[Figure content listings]
************
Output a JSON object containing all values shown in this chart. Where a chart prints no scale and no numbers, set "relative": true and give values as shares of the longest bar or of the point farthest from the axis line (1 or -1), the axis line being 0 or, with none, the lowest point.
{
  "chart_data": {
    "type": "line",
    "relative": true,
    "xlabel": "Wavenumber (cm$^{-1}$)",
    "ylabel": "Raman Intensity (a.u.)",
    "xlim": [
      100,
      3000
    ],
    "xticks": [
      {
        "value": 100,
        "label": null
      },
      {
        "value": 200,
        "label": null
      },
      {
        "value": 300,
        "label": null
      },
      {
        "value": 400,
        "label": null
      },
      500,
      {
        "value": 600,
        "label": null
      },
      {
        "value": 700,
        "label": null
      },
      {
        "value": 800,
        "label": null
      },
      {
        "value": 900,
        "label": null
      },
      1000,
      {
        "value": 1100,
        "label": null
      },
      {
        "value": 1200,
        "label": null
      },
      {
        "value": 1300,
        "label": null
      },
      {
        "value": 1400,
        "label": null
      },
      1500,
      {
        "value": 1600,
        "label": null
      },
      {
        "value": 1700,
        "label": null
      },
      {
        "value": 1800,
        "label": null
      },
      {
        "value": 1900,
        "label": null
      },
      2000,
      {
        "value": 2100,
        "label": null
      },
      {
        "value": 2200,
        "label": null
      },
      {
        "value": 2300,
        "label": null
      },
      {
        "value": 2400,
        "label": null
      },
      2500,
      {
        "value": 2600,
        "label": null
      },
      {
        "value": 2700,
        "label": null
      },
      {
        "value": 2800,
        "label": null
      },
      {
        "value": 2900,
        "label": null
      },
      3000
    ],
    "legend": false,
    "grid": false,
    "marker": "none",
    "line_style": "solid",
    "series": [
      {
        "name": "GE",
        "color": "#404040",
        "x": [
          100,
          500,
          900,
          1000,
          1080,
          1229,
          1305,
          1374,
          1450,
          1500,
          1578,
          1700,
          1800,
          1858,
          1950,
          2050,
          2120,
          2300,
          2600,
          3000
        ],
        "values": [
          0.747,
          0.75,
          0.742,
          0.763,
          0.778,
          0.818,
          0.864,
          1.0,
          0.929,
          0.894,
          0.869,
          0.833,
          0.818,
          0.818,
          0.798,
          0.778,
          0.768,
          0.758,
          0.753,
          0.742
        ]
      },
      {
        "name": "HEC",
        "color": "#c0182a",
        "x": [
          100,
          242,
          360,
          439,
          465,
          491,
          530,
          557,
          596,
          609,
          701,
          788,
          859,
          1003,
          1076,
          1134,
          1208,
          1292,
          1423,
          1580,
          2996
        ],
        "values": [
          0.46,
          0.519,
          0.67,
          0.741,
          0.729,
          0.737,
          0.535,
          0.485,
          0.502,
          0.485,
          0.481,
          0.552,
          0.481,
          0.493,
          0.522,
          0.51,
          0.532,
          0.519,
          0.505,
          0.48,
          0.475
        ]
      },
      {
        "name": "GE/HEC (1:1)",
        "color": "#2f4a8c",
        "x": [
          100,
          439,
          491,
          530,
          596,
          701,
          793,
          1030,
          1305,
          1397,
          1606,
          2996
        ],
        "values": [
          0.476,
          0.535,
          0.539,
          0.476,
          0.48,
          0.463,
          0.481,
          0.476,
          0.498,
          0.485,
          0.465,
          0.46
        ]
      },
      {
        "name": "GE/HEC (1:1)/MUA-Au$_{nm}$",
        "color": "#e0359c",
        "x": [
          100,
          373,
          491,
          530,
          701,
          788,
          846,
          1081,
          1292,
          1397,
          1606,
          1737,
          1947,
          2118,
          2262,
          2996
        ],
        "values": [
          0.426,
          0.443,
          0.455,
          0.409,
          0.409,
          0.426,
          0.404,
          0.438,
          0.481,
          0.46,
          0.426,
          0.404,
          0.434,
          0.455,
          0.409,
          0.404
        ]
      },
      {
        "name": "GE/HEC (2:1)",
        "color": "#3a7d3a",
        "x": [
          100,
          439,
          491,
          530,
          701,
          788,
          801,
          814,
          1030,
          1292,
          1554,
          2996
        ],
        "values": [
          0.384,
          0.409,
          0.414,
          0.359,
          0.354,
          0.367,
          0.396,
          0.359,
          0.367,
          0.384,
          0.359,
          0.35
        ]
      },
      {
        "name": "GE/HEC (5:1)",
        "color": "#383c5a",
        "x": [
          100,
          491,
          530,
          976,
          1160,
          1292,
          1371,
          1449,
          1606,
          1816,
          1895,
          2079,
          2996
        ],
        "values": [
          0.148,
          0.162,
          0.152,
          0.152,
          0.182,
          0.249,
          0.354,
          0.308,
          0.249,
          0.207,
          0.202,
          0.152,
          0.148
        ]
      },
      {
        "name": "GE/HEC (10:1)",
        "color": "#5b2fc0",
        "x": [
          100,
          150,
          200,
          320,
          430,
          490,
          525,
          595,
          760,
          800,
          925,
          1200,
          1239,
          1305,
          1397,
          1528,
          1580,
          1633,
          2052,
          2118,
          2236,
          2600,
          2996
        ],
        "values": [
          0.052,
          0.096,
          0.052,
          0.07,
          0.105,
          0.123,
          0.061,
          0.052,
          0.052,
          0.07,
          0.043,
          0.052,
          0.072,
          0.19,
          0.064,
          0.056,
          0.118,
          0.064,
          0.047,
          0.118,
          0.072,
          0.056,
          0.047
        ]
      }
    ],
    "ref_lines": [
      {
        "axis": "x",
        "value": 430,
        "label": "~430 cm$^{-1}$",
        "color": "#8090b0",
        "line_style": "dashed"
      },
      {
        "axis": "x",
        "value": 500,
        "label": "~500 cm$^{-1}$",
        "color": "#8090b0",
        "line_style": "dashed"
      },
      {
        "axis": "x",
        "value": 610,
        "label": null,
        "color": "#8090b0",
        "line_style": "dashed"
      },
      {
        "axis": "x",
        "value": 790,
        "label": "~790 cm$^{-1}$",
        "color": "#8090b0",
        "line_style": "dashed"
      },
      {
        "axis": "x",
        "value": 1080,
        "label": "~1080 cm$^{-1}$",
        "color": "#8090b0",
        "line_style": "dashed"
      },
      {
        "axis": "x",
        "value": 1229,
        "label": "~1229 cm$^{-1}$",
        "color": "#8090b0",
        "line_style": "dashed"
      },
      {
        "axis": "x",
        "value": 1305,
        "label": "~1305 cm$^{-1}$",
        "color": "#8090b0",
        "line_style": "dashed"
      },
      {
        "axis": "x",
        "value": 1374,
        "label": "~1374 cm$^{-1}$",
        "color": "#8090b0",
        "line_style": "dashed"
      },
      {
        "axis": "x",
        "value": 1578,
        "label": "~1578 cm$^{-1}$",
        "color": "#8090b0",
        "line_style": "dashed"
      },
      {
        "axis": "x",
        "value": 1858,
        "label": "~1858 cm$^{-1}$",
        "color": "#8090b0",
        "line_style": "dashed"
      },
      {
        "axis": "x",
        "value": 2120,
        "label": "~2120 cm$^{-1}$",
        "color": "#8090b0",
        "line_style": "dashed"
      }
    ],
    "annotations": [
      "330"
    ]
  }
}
************
• _Exercise task_
Please repeat all the records above exactly as they appear.

• _Problem solution_
Output a JSON object containing all values shown in this chart. Where a chart prints no scale and no numbers, set "relative": true and give values as shares of the longest bar or of the point farthest from the axis line (1 or -1), the axis line being 0 or, with none, the lowest point.
{
  "chart_data": {
    "type": "line",
    "relative": true,
    "xlabel": "Wavenumber (cm$^{-1}$)",
    "ylabel": "Raman Intensity (a.u.)",
    "xlim": [
      100,
      3000
    ],
    "xticks": [
      {
        "value": 100,
        "label": null
      },
      {
        "value": 200,
        "label": null
      },
      {
        "value": 300,
        "label": null
      },
      {
        "value": 400,
        "label": null
      },
      500,
      {
        "value": 600,
        "label": null
      },
      {
        "value": 700,
        "label": null
      },
      {
        "value": 800,
        "label": null
      },
      {
        "value": 900,
        "label": null
      },
      1000,
      {
        "value": 1100,
        "label": null
      },
      {
        "value": 1200,
        "label": null
      },
      {
        "value": 1300,
        "label": null
      },
      {
        "value": 1400,
        "label": null
      },
      1500,
      {
        "value": 1600,
        "label": null
      },
      {
        "value": 1700,
        "label": null
      },
      {
        "value": 1800,
        "label": null
      },
      {
        "value": 1900,
        "label": null
      },
      2000,
      {
        "value": 2100,
        "label": null
      },
      {
        "value": 2200,
        "label": null
      },
      {
        "value": 2300,
        "label": null
      },
      {
        "value": 2400,
        "label": null
      },
      2500,
      {
        "value": 2600,
        "label": null
      },
      {
        "value": 2700,
        "label": null
      },
      {
        "value": 2800,
        "label": null
      },
      {
        "value": 2900,
        "label": null
      },
      3000
    ],
    "legend": false,
    "grid": false,
    "marker": "none",
    "line_style": "solid",
    "series": [
      {
        "name": "GE",
        "color": "#404040",
        "x": [
          100,
          500,
          900,
          1000,
          1080,
          1229,
          1305,
          1374,
          1450,
          1500,
          1578,
          1700,
          1800,
          1858,
          1950,
          2050,
          2120,
          2300,
          2600,
          3000
        ],
        "values": [
          0.747,
          0.75,
          0.742,
          0.763,
          0.778,
          0.818,
          0.864,
          1.0,
          0.929,
          0.894,
          0.869,
          0.833,
          0.818,
          0.818,
          0.798,
          0.778,
          0.768,
          0.758,
          0.753,
          0.742
        ]
      },
      {
        "name": "HEC",
        "color": "#c0182a",
        "x": [
          100,
          242,
          360,
          439,
          465,
          491,
          530,
          557,
          596,
          609,
          701,
          788,
          859,
          1003,
          1076,
          1134,
          1208,
          1292,
          1423,
          1580,
          2996
        ],
        "values": [
          0.46,
          0.519,
          0.67,
          0.741,
          0.729,
          0.737,
          0.535,
          0.485,
          0.502,
          0.485,
          0.481,
          0.552,
          0.481,
          0.493,
          0.522,
          0.51,
          0.532,
          0.519,
          0.505,
          0.48,
          0.475
        ]
      },
      {
        "name": "GE/HEC (1:1)",
        "color": "#2f4a8c",
        "x": [
          100,
          439,
          491,
          530,
          596,
          701,
          793,
          1030,
          1305,
          1397,
          1606,
          2996
        ],
        "values": [
          0.476,
          0.535,
          0.539,
          0.476,
          0.48,
          0.463,
          0.481,
          0.476,
          0.498,
          0.485,
          0.465,
          0.46
        ]
      },
      {
        "name": "GE/HEC (1:1)/MUA-Au$_{nm}$",
        "color": "#e0359c",
        "x": [
          100,
          373,
          491,
          530,
          701,
          788,
          846,
          1081,
          1292,
          1397,
          1606,
          1737,
          1947,
          2118,
          2262,
          2996
        ],
        "values": [
          0.426,
          0.443,
          0.455,
          0.409,
          0.409,
          0.426,
          0.404,
          0.438,
          0.481,
          0.46,
          0.426,
          0.404,
          0.434,
          0.455,
          0.409,
          0.404
        ]
      },
      {
        "name": "GE/HEC (2:1)",
        "color": "#3a7d3a",
        "x": [
          100,
          439,
          491,
          530,
          701,
          788,
          801,
          814,
          1030,
          1292,
          1554,
          2996
        ],
        "values": [
          0.384,
          0.409,
          0.414,
          0.359,
          0.354,
          0.367,
          0.396,
          0.359,
          0.367,
          0.384,
          0.359,
          0.35
        ]
      },
      {
        "name": "GE/HEC (5:1)",
        "color": "#383c5a",
        "x": [
          100,
          491,
          530,
          976,
          1160,
          1292,
          1371,
          1449,
          1606,
          1816,
          1895,
          2079,
          2996
        ],
        "values": [
          0.148,
          0.162,
          0.152,
          0.152,
          0.182,
          0.249,
          0.354,
          0.308,
          0.249,
          0.207,
          0.202,
          0.152,
          0.148
        ]
      },
      {
        "name": "GE/HEC (10:1)",
        "color": "#5b2fc0",
        "x": [
          100,
          150,
          200,
          320,
          430,
          490,
          525,
          595,
          760,
          800,
          925,
          1200,
          1239,
          1305,
          1397,
          1528,
          1580,
          1633,
          2052,
          2118,
          2236,
          2600,
          2996
        ],
        "values": [
          0.052,
          0.096,
          0.052,
          0.07,
          0.105,
          0.123,
          0.061,
          0.052,
          0.052,
          0.07,
          0.043,
          0.052,
          0.072,
          0.19,
          0.064,
          0.056,
          0.118,
          0.064,
          0.047,
          0.118,
          0.072,
          0.056,
          0.047
        ]
      }
    ],
    "ref_lines": [
      {
        "axis": "x",
        "value": 430,
        "label": "~430 cm$^{-1}$",
        "color": "#8090b0",
        "line_style": "dashed"
      },
      {
        "axis": "x",
        "value": 500,
        "label": "~500 cm$^{-1}$",
        "color": "#8090b0",
        "line_style": "dashed"
      },
      {
        "axis": "x",
        "value": 610,
        "label": null,
        "color": "#8090b0",
        "line_style": "dashed"
      },
      {
        "axis": "x",
        "value": 790,
        "label": "~790 cm$^{-1}$",
        "color": "#8090b0",
        "line_style": "dashed"
      },
      {
        "axis": "x",
        "value": 1080,
        "label": "~1080 cm$^{-1}$",
        "color": "#8090b0",
        "line_style": "dashed"
      },
      {
        "axis": "x",
        "value": 1229,
        "label": "~1229 cm$^{-1}$",
        "color": "#8090b0",
        "line_style": "dashed"
      },
      {
        "axis": "x",
        "value": 1305,
        "label": "~1305 cm$^{-1}$",
        "color": "#8090b0",
        "line_style": "dashed"
      },
      {
        "axis": "x",
        "value": 1374,
        "label": "~1374 cm$^{-1}$",
        "color": "#8090b0",
        "line_style": "dashed"
      },
      {
        "axis": "x",
        "value": 1578,
        "label": "~1578 cm$^{-1}$",
        "color": "#8090b0",
        "line_style": "dashed"
      },
      {
        "axis": "x",
        "value": 1858,
        "label": "~1858 cm$^{-1}$",
        "color": "#8090b0",
        "line_style": "dashed"
      },
      {
        "axis": "x",
        "value": 2120,
        "label": "~2120 cm$^{-1}$",
        "color": "#8090b0",
        "line_style": "dashed"
      }
    ],
    "annotations": [
      "330"
    ]
  }
}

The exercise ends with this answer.